Your task
Identify all lines of the data containing the string "invovement" and copy them.

Entries taken from a collection
------------------------------
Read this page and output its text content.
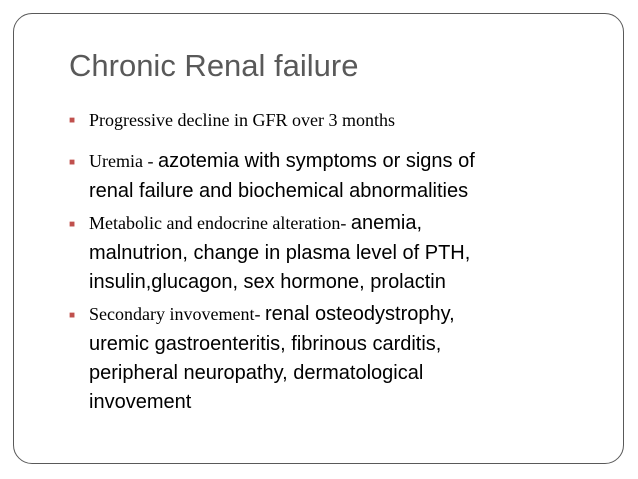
Chronic Renal failure
■ Progressive decline in GFR over 3 months
■ Uremia - azotemia with symptoms or signs of
renal failure and biochemical abnormalities
■ Metabolic and endocrine alteration- anemia,
malnutrion, change in plasma level of PTH,
insulin,glucagon, sex hormone, prolactin
■ Secondary invovement- renal osteodystrophy,
uremic gastroenteritis, fibrinous carditis,
peripheral neuropathy, dermatological
invovement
------------------------------
Complete output
■ Secondary invovement- renal osteodystrophy,
invovement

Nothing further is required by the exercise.